RECORDS PROVIDED:

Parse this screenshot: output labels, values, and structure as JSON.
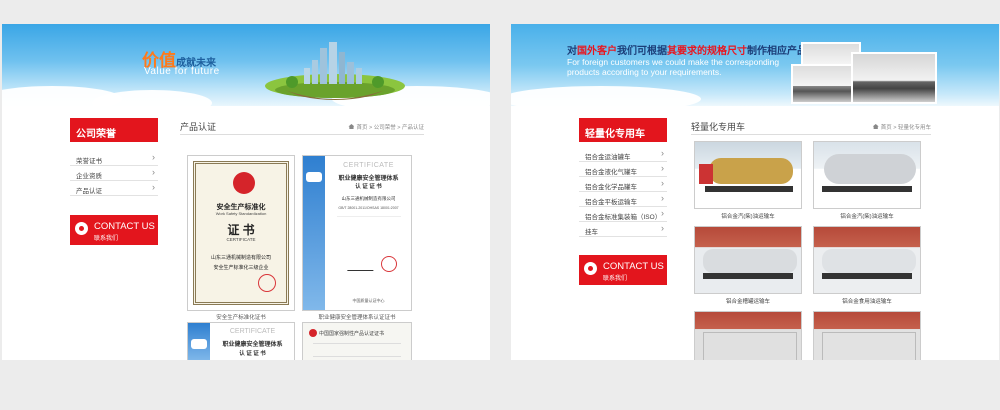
{
  "left_page": {
    "banner": {
      "slogan_cn_main": "价值",
      "slogan_cn_sub": "成就未来",
      "slogan_en": "Value for future"
    },
    "sidebar": {
      "heading": "公司荣誉",
      "items": [
        {
          "label": "荣誉证书"
        },
        {
          "label": "企业资质"
        },
        {
          "label": "产品认证"
        }
      ],
      "contact_en": "CONTACT US",
      "contact_cn": "联系我们"
    },
    "content": {
      "title": "产品认证",
      "breadcrumb": "首页 > 公司荣誉 > 产品认证",
      "certificates": [
        {
          "caption": "安全生产标准化证书",
          "top_line": "安全生产标准化",
          "en_line": "Work Safety Standardization",
          "big": "证 书",
          "sub": "CERTIFICATE",
          "company": "山东三通机械制造有限公司",
          "desc": "安全生产标准化三级企业"
        },
        {
          "caption": "职业健康安全管理体系认证证书",
          "head": "CERTIFICATE",
          "title": "职业健康安全管理体系",
          "title2": "认 证 证 书",
          "company": "山东三通机械制造有限公司",
          "std": "GB/T 28001-2011/OHSAS 18001:2007",
          "footer": "中国质量认证中心"
        },
        {
          "caption": "",
          "head": "CERTIFICATE",
          "title": "职业健康安全管理体系",
          "title2": "认 证 证 书"
        },
        {
          "caption": "",
          "head": "中国国家强制性产品认证证书"
        }
      ]
    }
  },
  "right_page": {
    "banner": {
      "cn_pre": "对",
      "cn_hl1": "国外客户",
      "cn_mid": "我们可根据",
      "cn_hl2": "其要求的规格尺寸",
      "cn_post": "制作相应产品",
      "en": "For foreign customers we could make the corresponding products according to your requirements."
    },
    "sidebar": {
      "heading": "轻量化专用车",
      "items": [
        {
          "label": "铝合金运油罐车"
        },
        {
          "label": "铝合金液化气罐车"
        },
        {
          "label": "铝合金化学品罐车"
        },
        {
          "label": "铝合金平板运输车"
        },
        {
          "label": "铝合金标准集装箱（ISO）"
        },
        {
          "label": "挂车"
        }
      ],
      "contact_en": "CONTACT US",
      "contact_cn": "联系我们"
    },
    "content": {
      "title": "轻量化专用车",
      "breadcrumb": "首页 > 轻量化专用车",
      "products": [
        {
          "caption": "铝合金汽(柴)油运输车",
          "color": "#c9a24a"
        },
        {
          "caption": "铝合金汽(柴)油运输车",
          "color": "#cfd2d6"
        },
        {
          "caption": "铝合金槽罐运输车",
          "color": "#d9dcdf"
        },
        {
          "caption": "铝合金食用油运输车",
          "color": "#dfe2e5"
        },
        {
          "caption": "",
          "color": "#e0e0e0"
        },
        {
          "caption": "",
          "color": "#e2e2e2"
        }
      ]
    }
  },
  "colors": {
    "brand_red": "#e3151d",
    "sky_blue": "#3aa6e6",
    "accent_orange": "#ff7a1a"
  }
}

WHAT TO WORK ON: Return the listing above unchanged, apart from dropping its pictures.

RESULT OF THIS TASK:
Parse this screenshot: output labels, values, and structure as JSON.
{
  "left_page": {
    "banner": {
      "slogan_cn_main": "价值",
      "slogan_cn_sub": "成就未来",
      "slogan_en": "Value for future"
    },
    "sidebar": {
      "heading": "公司荣誉",
      "items": [
        {
          "label": "荣誉证书"
        },
        {
          "label": "企业资质"
        },
        {
          "label": "产品认证"
        }
      ],
      "contact_en": "CONTACT US",
      "contact_cn": "联系我们"
    },
    "content": {
      "title": "产品认证",
      "breadcrumb": "首页 > 公司荣誉 > 产品认证",
      "certificates": [
        {
          "caption": "安全生产标准化证书",
          "top_line": "安全生产标准化",
          "en_line": "Work Safety Standardization",
          "big": "证 书",
          "sub": "CERTIFICATE",
          "company": "山东三通机械制造有限公司",
          "desc": "安全生产标准化三级企业"
        },
        {
          "caption": "职业健康安全管理体系认证证书",
          "head": "CERTIFICATE",
          "title": "职业健康安全管理体系",
          "title2": "认 证 证 书",
          "company": "山东三通机械制造有限公司",
          "std": "GB/T 28001-2011/OHSAS 18001:2007",
          "footer": "中国质量认证中心"
        },
        {
          "caption": "",
          "head": "CERTIFICATE",
          "title": "职业健康安全管理体系",
          "title2": "认 证 证 书"
        },
        {
          "caption": "",
          "head": "中国国家强制性产品认证证书"
        }
      ]
    }
  },
  "right_page": {
    "banner": {
      "cn_pre": "对",
      "cn_hl1": "国外客户",
      "cn_mid": "我们可根据",
      "cn_hl2": "其要求的规格尺寸",
      "cn_post": "制作相应产品",
      "en": "For foreign customers we could make the corresponding products according to your requirements."
    },
    "sidebar": {
      "heading": "轻量化专用车",
      "items": [
        {
          "label": "铝合金运油罐车"
        },
        {
          "label": "铝合金液化气罐车"
        },
        {
          "label": "铝合金化学品罐车"
        },
        {
          "label": "铝合金平板运输车"
        },
        {
          "label": "铝合金标准集装箱（ISO）"
        },
        {
          "label": "挂车"
        }
      ],
      "contact_en": "CONTACT US",
      "contact_cn": "联系我们"
    },
    "content": {
      "title": "轻量化专用车",
      "breadcrumb": "首页 > 轻量化专用车",
      "products": [
        {
          "caption": "铝合金汽(柴)油运输车",
          "color": "#c9a24a"
        },
        {
          "caption": "铝合金汽(柴)油运输车",
          "color": "#cfd2d6"
        },
        {
          "caption": "铝合金槽罐运输车",
          "color": "#d9dcdf"
        },
        {
          "caption": "铝合金食用油运输车",
          "color": "#dfe2e5"
        },
        {
          "caption": "",
          "color": "#e0e0e0"
        },
        {
          "caption": "",
          "color": "#e2e2e2"
        }
      ]
    }
  },
  "colors": {
    "brand_red": "#e3151d",
    "sky_blue": "#3aa6e6",
    "accent_orange": "#ff7a1a"
  }
}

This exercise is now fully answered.